### WHAT TO WORK ON
Reproduce the entries word for word, and omit any picture you find in them.

### MATERIALS PROVIDED
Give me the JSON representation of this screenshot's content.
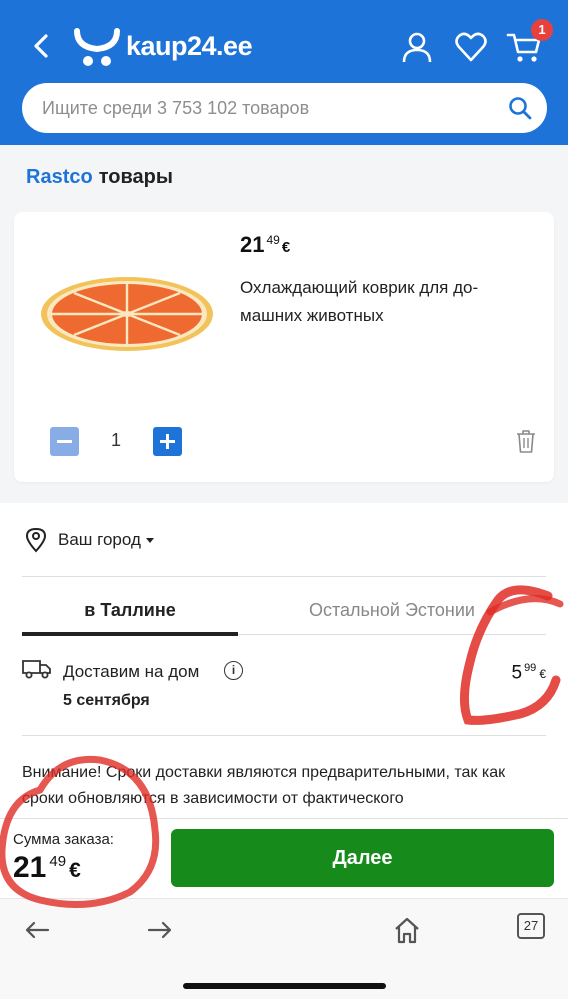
{
  "header": {
    "logo_text": "kaup24.ee",
    "cart_count": "1",
    "brand_color": "#1e73d9",
    "icons": [
      "back-arrow-icon",
      "logo-icon",
      "user-icon",
      "heart-icon",
      "cart-icon"
    ]
  },
  "search": {
    "placeholder": "Ищите среди 3 753 102 товаров",
    "icon": "search-icon"
  },
  "seller": {
    "brand": "Rastco",
    "suffix": "товары"
  },
  "product": {
    "price_int": "21",
    "price_cents": "49",
    "currency": "€",
    "name": "Охлаждающий коврик для до-машних животных",
    "quantity": "1"
  },
  "delivery": {
    "city_label": "Ваш город",
    "tabs": [
      {
        "label": "в Таллине",
        "active": true
      },
      {
        "label": "Остальной Эстонии",
        "active": false
      }
    ],
    "method_label": "Доставим на дом",
    "date": "5 сентября",
    "price_int": "5",
    "price_cents": "99",
    "currency": "€",
    "notice": "Внимание! Сроки доставки являются предварительными, так как сроки обновляются в зависимости от фактического"
  },
  "order": {
    "sum_label": "Сумма заказа:",
    "sum_int": "21",
    "sum_cents": "49",
    "currency": "€",
    "next_label": "Далее",
    "next_color": "#168b1c"
  },
  "browser": {
    "tabs_count": "27",
    "icons": [
      "back-icon",
      "forward-icon",
      "home-icon",
      "tabs-icon"
    ]
  }
}
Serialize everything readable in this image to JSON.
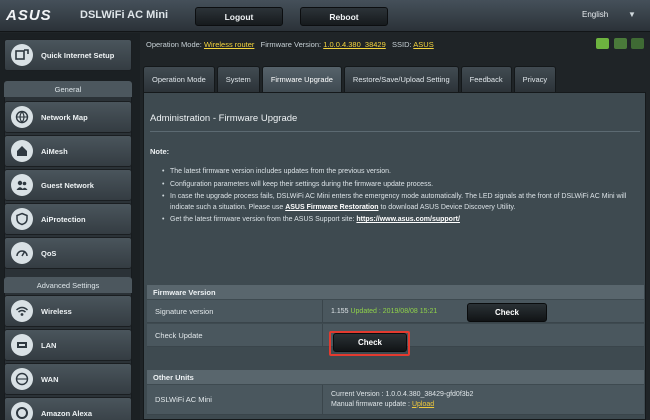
{
  "header": {
    "brand": "ASUS",
    "model": "DSLWiFi AC Mini",
    "logout_label": "Logout",
    "reboot_label": "Reboot",
    "language": "English",
    "language_caret": "▼"
  },
  "status": {
    "op_mode_label": "Operation Mode:",
    "op_mode_value": "Wireless router",
    "firmware_label": "Firmware Version:",
    "firmware_value": "1.0.0.4.380_38429",
    "ssid_label": "SSID:",
    "ssid_value": "ASUS"
  },
  "sidebar": {
    "quick_setup": "Quick Internet Setup",
    "general_header": "General",
    "general_items": [
      {
        "label": "Network Map",
        "icon": "globe-icon"
      },
      {
        "label": "AiMesh",
        "icon": "house-icon"
      },
      {
        "label": "Guest Network",
        "icon": "people-icon"
      },
      {
        "label": "AiProtection",
        "icon": "shield-icon"
      },
      {
        "label": "QoS",
        "icon": "speedometer-icon"
      }
    ],
    "advanced_header": "Advanced Settings",
    "advanced_items": [
      {
        "label": "Wireless",
        "icon": "wifi-icon"
      },
      {
        "label": "LAN",
        "icon": "lan-icon"
      },
      {
        "label": "WAN",
        "icon": "globe-icon"
      },
      {
        "label": "Amazon Alexa",
        "icon": "alexa-icon"
      }
    ]
  },
  "tabs": [
    {
      "label": "Operation Mode",
      "active": false
    },
    {
      "label": "System",
      "active": false
    },
    {
      "label": "Firmware Upgrade",
      "active": true
    },
    {
      "label": "Restore/Save/Upload Setting",
      "active": false
    },
    {
      "label": "Feedback",
      "active": false
    },
    {
      "label": "Privacy",
      "active": false
    }
  ],
  "main": {
    "title": "Administration - Firmware Upgrade",
    "note_label": "Note:",
    "notes": [
      "The latest firmware version includes updates from the previous version.",
      "Configuration parameters will keep their settings during the firmware update process.",
      "In case the upgrade process fails, DSLWiFi AC Mini enters the emergency mode automatically. The LED signals at the front of DSLWiFi AC Mini will indicate such a situation. Please use",
      "Get the latest firmware version from the ASUS Support site:"
    ],
    "note3_link": "ASUS Firmware Restoration",
    "note3_tail": "to download ASUS Device Discovery Utility.",
    "note4_link": "https://www.asus.com/support/",
    "firmware_section": "Firmware Version",
    "signature_label": "Signature version",
    "signature_value": "1.155",
    "signature_status": "Updated : 2019/08/08 15:21",
    "signature_check": "Check",
    "check_update_label": "Check Update",
    "check_update_btn": "Check",
    "other_section": "Other Units",
    "unit_label": "DSLWiFi AC Mini",
    "unit_current": "Current Version : 1.0.0.4.380_38429-gfd0f3b2",
    "unit_manual_label": "Manual firmware update :",
    "unit_upload": "Upload"
  },
  "colors": {
    "highlight": "#e33a2f",
    "link_yellow": "#f5d53d",
    "status_green": "#8fd24a"
  }
}
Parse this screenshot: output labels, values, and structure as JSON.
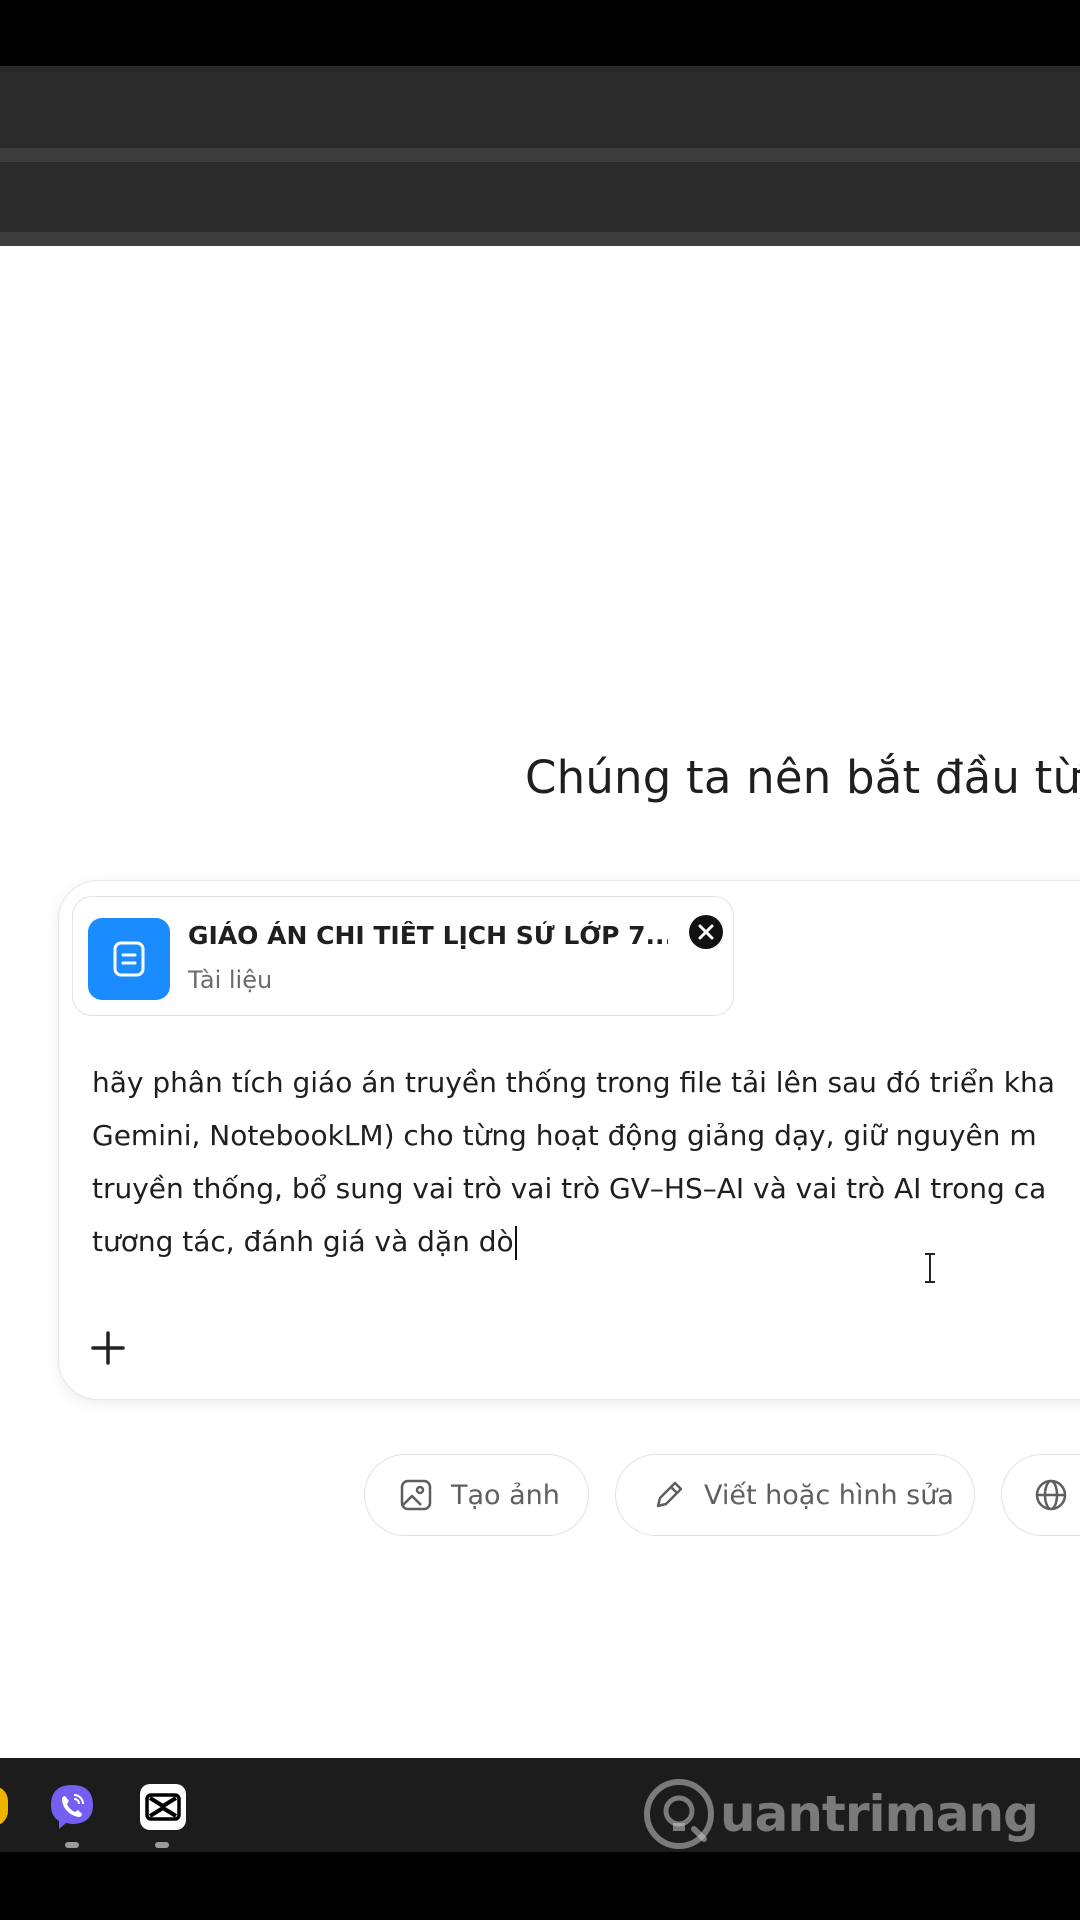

### RESPONSE TO THE TASK
Give me the JSON representation of this screenshot's content.
{
  "header": {
    "logo_text": "kaup24.ee",
    "cart_count": "1",
    "brand_color": "#1e73d9",
    "icons": [
      "back-arrow-icon",
      "logo-icon",
      "user-icon",
      "heart-icon",
      "cart-icon"
    ]
  },
  "search": {
    "placeholder": "Ищите среди 3 753 102 товаров",
    "icon": "search-icon"
  },
  "seller": {
    "brand": "Rastco",
    "suffix": "товары"
  },
  "product": {
    "price_int": "21",
    "price_cents": "49",
    "currency": "€",
    "name": "Охлаждающий коврик для до-машних животных",
    "quantity": "1"
  },
  "delivery": {
    "city_label": "Ваш город",
    "tabs": [
      {
        "label": "в Таллине",
        "active": true
      },
      {
        "label": "Остальной Эстонии",
        "active": false
      }
    ],
    "method_label": "Доставим на дом",
    "date": "5 сентября",
    "price_int": "5",
    "price_cents": "99",
    "currency": "€",
    "notice": "Внимание! Сроки доставки являются предварительными, так как сроки обновляются в зависимости от фактического"
  },
  "order": {
    "sum_label": "Сумма заказа:",
    "sum_int": "21",
    "sum_cents": "49",
    "currency": "€",
    "next_label": "Далее",
    "next_color": "#168b1c"
  },
  "browser": {
    "tabs_count": "27",
    "icons": [
      "back-icon",
      "forward-icon",
      "home-icon",
      "tabs-icon"
    ]
  }
}
Serialize everything readable in this image to JSON.
{
  "header": {
    "brand": "ASUS",
    "model": "DSLWiFi AC Mini",
    "logout_label": "Logout",
    "reboot_label": "Reboot",
    "language": "English",
    "language_caret": "▼"
  },
  "status": {
    "op_mode_label": "Operation Mode:",
    "op_mode_value": "Wireless router",
    "firmware_label": "Firmware Version:",
    "firmware_value": "1.0.0.4.380_38429",
    "ssid_label": "SSID:",
    "ssid_value": "ASUS"
  },
  "sidebar": {
    "quick_setup": "Quick Internet Setup",
    "general_header": "General",
    "general_items": [
      {
        "label": "Network Map",
        "icon": "globe-icon"
      },
      {
        "label": "AiMesh",
        "icon": "house-icon"
      },
      {
        "label": "Guest Network",
        "icon": "people-icon"
      },
      {
        "label": "AiProtection",
        "icon": "shield-icon"
      },
      {
        "label": "QoS",
        "icon": "speedometer-icon"
      }
    ],
    "advanced_header": "Advanced Settings",
    "advanced_items": [
      {
        "label": "Wireless",
        "icon": "wifi-icon"
      },
      {
        "label": "LAN",
        "icon": "lan-icon"
      },
      {
        "label": "WAN",
        "icon": "globe-icon"
      },
      {
        "label": "Amazon Alexa",
        "icon": "alexa-icon"
      }
    ]
  },
  "tabs": [
    {
      "label": "Operation Mode",
      "active": false
    },
    {
      "label": "System",
      "active": false
    },
    {
      "label": "Firmware Upgrade",
      "active": true
    },
    {
      "label": "Restore/Save/Upload Setting",
      "active": false
    },
    {
      "label": "Feedback",
      "active": false
    },
    {
      "label": "Privacy",
      "active": false
    }
  ],
  "main": {
    "title": "Administration - Firmware Upgrade",
    "note_label": "Note:",
    "notes": [
      "The latest firmware version includes updates from the previous version.",
      "Configuration parameters will keep their settings during the firmware update process.",
      "In case the upgrade process fails, DSLWiFi AC Mini enters the emergency mode automatically. The LED signals at the front of DSLWiFi AC Mini will indicate such a situation. Please use",
      "Get the latest firmware version from the ASUS Support site:"
    ],
    "note3_link": "ASUS Firmware Restoration",
    "note3_tail": "to download ASUS Device Discovery Utility.",
    "note4_link": "https://www.asus.com/support/",
    "firmware_section": "Firmware Version",
    "signature_label": "Signature version",
    "signature_value": "1.155",
    "signature_status": "Updated : 2019/08/08 15:21",
    "signature_check": "Check",
    "check_update_label": "Check Update",
    "check_update_btn": "Check",
    "other_section": "Other Units",
    "unit_label": "DSLWiFi AC Mini",
    "unit_current": "Current Version : 1.0.0.4.380_38429-gfd0f3b2",
    "unit_manual_label": "Manual firmware update :",
    "unit_upload": "Upload"
  },
  "colors": {
    "highlight": "#e33a2f",
    "link_yellow": "#f5d53d",
    "status_green": "#8fd24a"
  }
}
Parse this screenshot: output labels, values, and structure as JSON.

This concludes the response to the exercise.